▶ _Instructions to follow_:
Where a line contains the string "versicolor", copy that line.

▶ _Stored rows_:

★ ★ ★

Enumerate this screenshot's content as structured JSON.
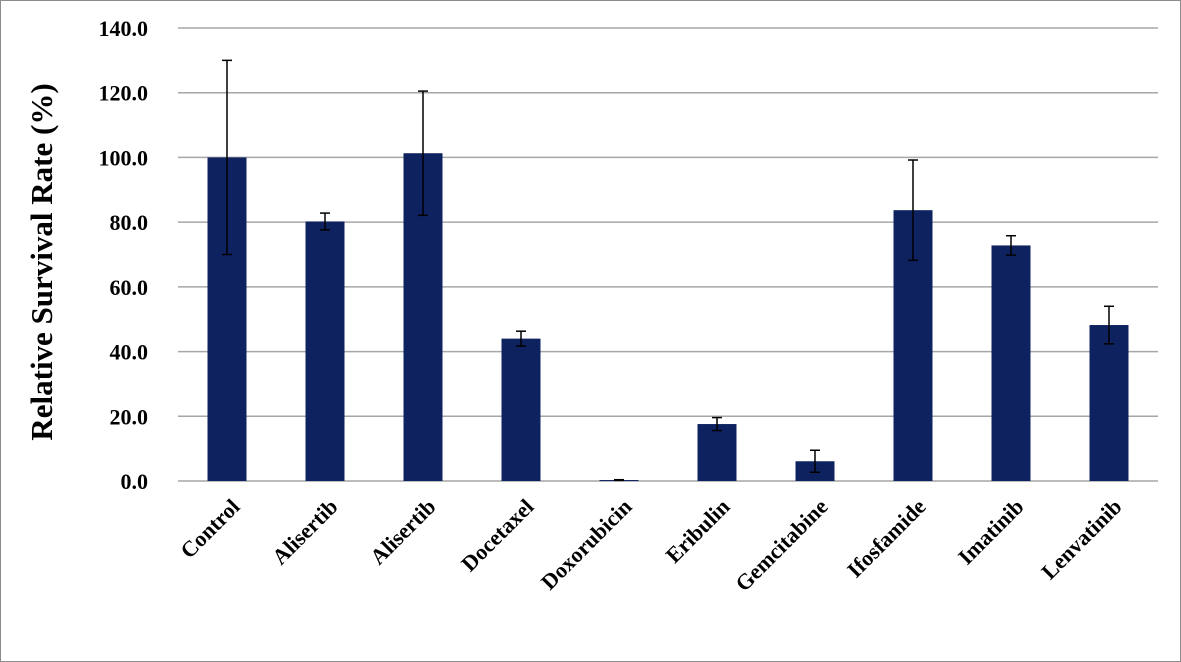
{
  "chart_data": {
    "type": "bar",
    "title": "",
    "xlabel": "",
    "ylabel": "Relative Survival Rate (%)",
    "ylim": [
      0,
      140
    ],
    "yticks": [
      0,
      20,
      40,
      60,
      80,
      100,
      120,
      140
    ],
    "ytick_labels": [
      "0.0",
      "20.0",
      "40.0",
      "60.0",
      "80.0",
      "100.0",
      "120.0",
      "140.0"
    ],
    "grid": "horizontal",
    "legend": "none",
    "categories": [
      "Control",
      "Alisertib",
      "Alisertib",
      "Docetaxel",
      "Doxorubicin",
      "Eribulin",
      "Gemcitabine",
      "Ifosfamide",
      "Imatinib",
      "Lenvatinib"
    ],
    "values": [
      100.0,
      80.2,
      101.3,
      44.0,
      0.3,
      17.6,
      6.1,
      83.7,
      72.8,
      48.2
    ],
    "errors": [
      30.0,
      2.6,
      19.2,
      2.3,
      0.1,
      2.0,
      3.4,
      15.5,
      3.0,
      5.8
    ],
    "bar_color": "#0e2260",
    "error_color": "#000000",
    "grid_color": "#a6a6a6"
  }
}
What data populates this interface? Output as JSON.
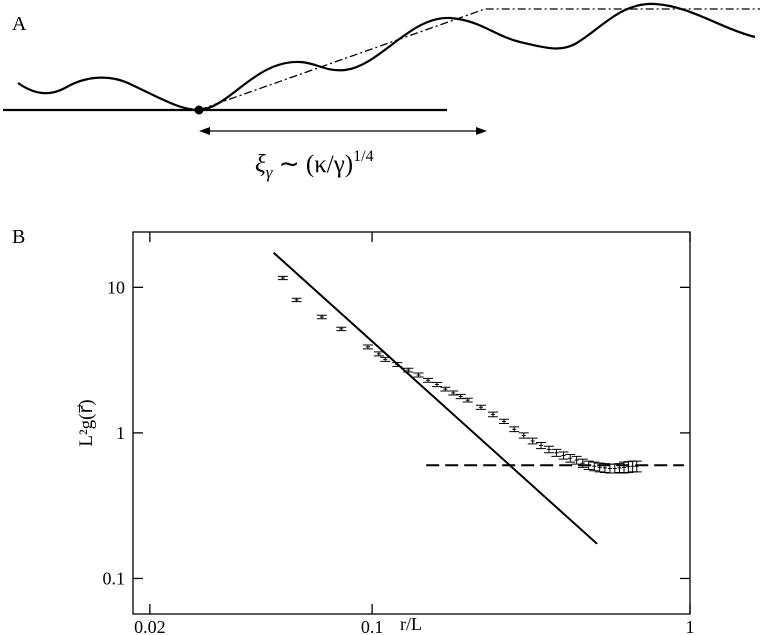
{
  "panel_a": {
    "label": "A",
    "formula": {
      "base": "ξ",
      "sub": "γ",
      "body": " ∼ (κ/γ)",
      "sup": "1/4"
    }
  },
  "panel_b": {
    "label": "B"
  },
  "chart_data": {
    "type": "scatter",
    "xlabel": "r/L",
    "ylabel": "L²g(r⃗)",
    "xscale": "log",
    "yscale": "log",
    "xlim": [
      0.0177,
      1.0
    ],
    "ylim": [
      0.057,
      24
    ],
    "xticks": [
      0.02,
      0.1,
      1
    ],
    "yticks": [
      0.1,
      1,
      10
    ],
    "series": [
      {
        "kind": "errorbar",
        "color": "#000000",
        "x": [
          0.0524,
          0.0579,
          0.0695,
          0.08,
          0.097,
          0.105,
          0.11,
          0.12,
          0.13,
          0.14,
          0.15,
          0.16,
          0.17,
          0.18,
          0.19,
          0.2,
          0.22,
          0.24,
          0.26,
          0.28,
          0.3,
          0.32,
          0.34,
          0.36,
          0.38,
          0.4,
          0.42,
          0.44,
          0.46,
          0.48,
          0.5,
          0.52,
          0.54,
          0.56,
          0.58,
          0.6,
          0.62,
          0.64,
          0.66,
          0.68
        ],
        "values": [
          11.6,
          8.2,
          6.26,
          5.18,
          3.9,
          3.49,
          3.2,
          2.95,
          2.7,
          2.5,
          2.3,
          2.15,
          2.0,
          1.88,
          1.78,
          1.68,
          1.5,
          1.34,
          1.2,
          1.06,
          0.96,
          0.88,
          0.82,
          0.77,
          0.73,
          0.7,
          0.67,
          0.65,
          0.62,
          0.6,
          0.59,
          0.58,
          0.575,
          0.57,
          0.57,
          0.575,
          0.58,
          0.585,
          0.59,
          0.59
        ],
        "errors": [
          0.3,
          0.22,
          0.17,
          0.14,
          0.12,
          0.11,
          0.1,
          0.09,
          0.08,
          0.08,
          0.07,
          0.07,
          0.06,
          0.06,
          0.06,
          0.05,
          0.05,
          0.05,
          0.04,
          0.04,
          0.04,
          0.04,
          0.04,
          0.04,
          0.04,
          0.04,
          0.04,
          0.04,
          0.04,
          0.04,
          0.04,
          0.04,
          0.04,
          0.04,
          0.04,
          0.04,
          0.05,
          0.05,
          0.05,
          0.05
        ]
      },
      {
        "kind": "line",
        "dash": "solid",
        "color": "#000000",
        "x": [
          0.049,
          0.51
        ],
        "values": [
          17.3,
          0.173
        ]
      },
      {
        "kind": "line",
        "dash": "dashed",
        "color": "#000000",
        "x": [
          0.148,
          0.957
        ],
        "values": [
          0.6,
          0.6
        ]
      }
    ]
  }
}
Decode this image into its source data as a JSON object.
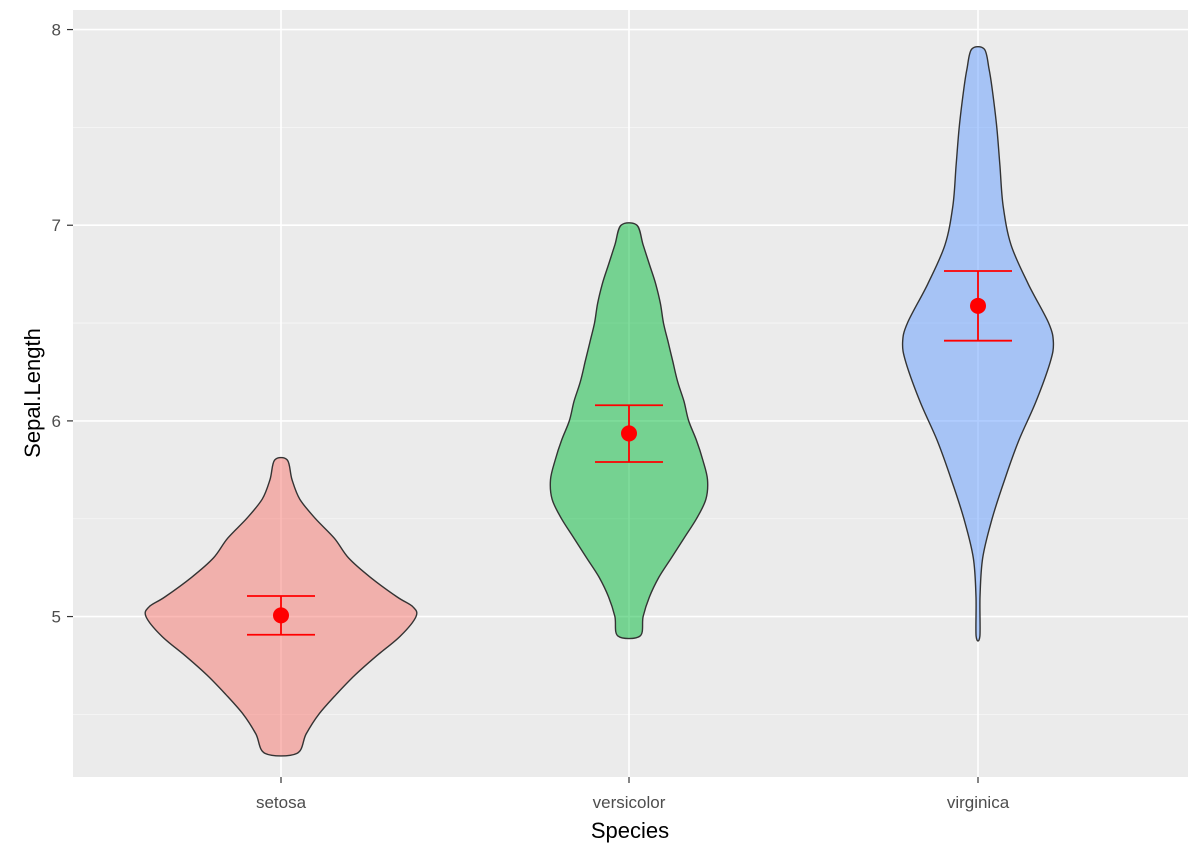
{
  "chart_data": {
    "type": "violin",
    "title": "",
    "xlabel": "Species",
    "ylabel": "Sepal.Length",
    "categories": [
      "setosa",
      "versicolor",
      "virginica"
    ],
    "ylim": [
      4.18,
      8.1
    ],
    "yticks": [
      5,
      6,
      7,
      8
    ],
    "grid": true,
    "legend": "none",
    "colors": {
      "panel": "#ebebeb",
      "grid": "#ffffff",
      "setosa": "#f8766d",
      "versicolor": "#00ba38",
      "virginica": "#619cff",
      "violin_outline": "#333333",
      "summary": "#ff0000"
    },
    "fill_opacity": 0.5,
    "violins": [
      {
        "category": "setosa",
        "min": 4.3,
        "max": 5.8,
        "halfwidth_profile": [
          [
            4.3,
            0.1
          ],
          [
            4.4,
            0.16
          ],
          [
            4.5,
            0.24
          ],
          [
            4.6,
            0.35
          ],
          [
            4.7,
            0.47
          ],
          [
            4.8,
            0.61
          ],
          [
            4.9,
            0.76
          ],
          [
            5.0,
            0.86
          ],
          [
            5.05,
            0.84
          ],
          [
            5.1,
            0.74
          ],
          [
            5.2,
            0.57
          ],
          [
            5.3,
            0.43
          ],
          [
            5.4,
            0.34
          ],
          [
            5.5,
            0.22
          ],
          [
            5.6,
            0.12
          ],
          [
            5.7,
            0.07
          ],
          [
            5.8,
            0.04
          ]
        ]
      },
      {
        "category": "versicolor",
        "min": 4.9,
        "max": 7.0,
        "halfwidth_profile": [
          [
            4.9,
            0.07
          ],
          [
            5.0,
            0.09
          ],
          [
            5.1,
            0.13
          ],
          [
            5.2,
            0.19
          ],
          [
            5.3,
            0.27
          ],
          [
            5.4,
            0.35
          ],
          [
            5.5,
            0.43
          ],
          [
            5.6,
            0.49
          ],
          [
            5.7,
            0.5
          ],
          [
            5.8,
            0.47
          ],
          [
            5.9,
            0.43
          ],
          [
            6.0,
            0.38
          ],
          [
            6.1,
            0.35
          ],
          [
            6.2,
            0.31
          ],
          [
            6.3,
            0.28
          ],
          [
            6.4,
            0.25
          ],
          [
            6.5,
            0.22
          ],
          [
            6.6,
            0.2
          ],
          [
            6.7,
            0.17
          ],
          [
            6.8,
            0.13
          ],
          [
            6.9,
            0.09
          ],
          [
            7.0,
            0.05
          ]
        ]
      },
      {
        "category": "virginica",
        "min": 4.9,
        "max": 7.9,
        "halfwidth_profile": [
          [
            4.9,
            0.012
          ],
          [
            5.1,
            0.013
          ],
          [
            5.3,
            0.03
          ],
          [
            5.5,
            0.09
          ],
          [
            5.7,
            0.17
          ],
          [
            5.9,
            0.26
          ],
          [
            6.1,
            0.37
          ],
          [
            6.3,
            0.46
          ],
          [
            6.4,
            0.48
          ],
          [
            6.5,
            0.45
          ],
          [
            6.7,
            0.32
          ],
          [
            6.9,
            0.21
          ],
          [
            7.1,
            0.16
          ],
          [
            7.3,
            0.14
          ],
          [
            7.5,
            0.12
          ],
          [
            7.7,
            0.09
          ],
          [
            7.8,
            0.07
          ],
          [
            7.9,
            0.04
          ]
        ]
      }
    ],
    "summary": [
      {
        "category": "setosa",
        "mean": 5.006,
        "lower": 4.907,
        "upper": 5.105
      },
      {
        "category": "versicolor",
        "mean": 5.936,
        "lower": 5.79,
        "upper": 6.08
      },
      {
        "category": "virginica",
        "mean": 6.588,
        "lower": 6.41,
        "upper": 6.766
      }
    ]
  }
}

★ ★ ★

▶ _Answer for this exercise_:
      "versicolor",
      "versicolor": "#00ba38",
        "category": "versicolor",
        "category": "versicolor",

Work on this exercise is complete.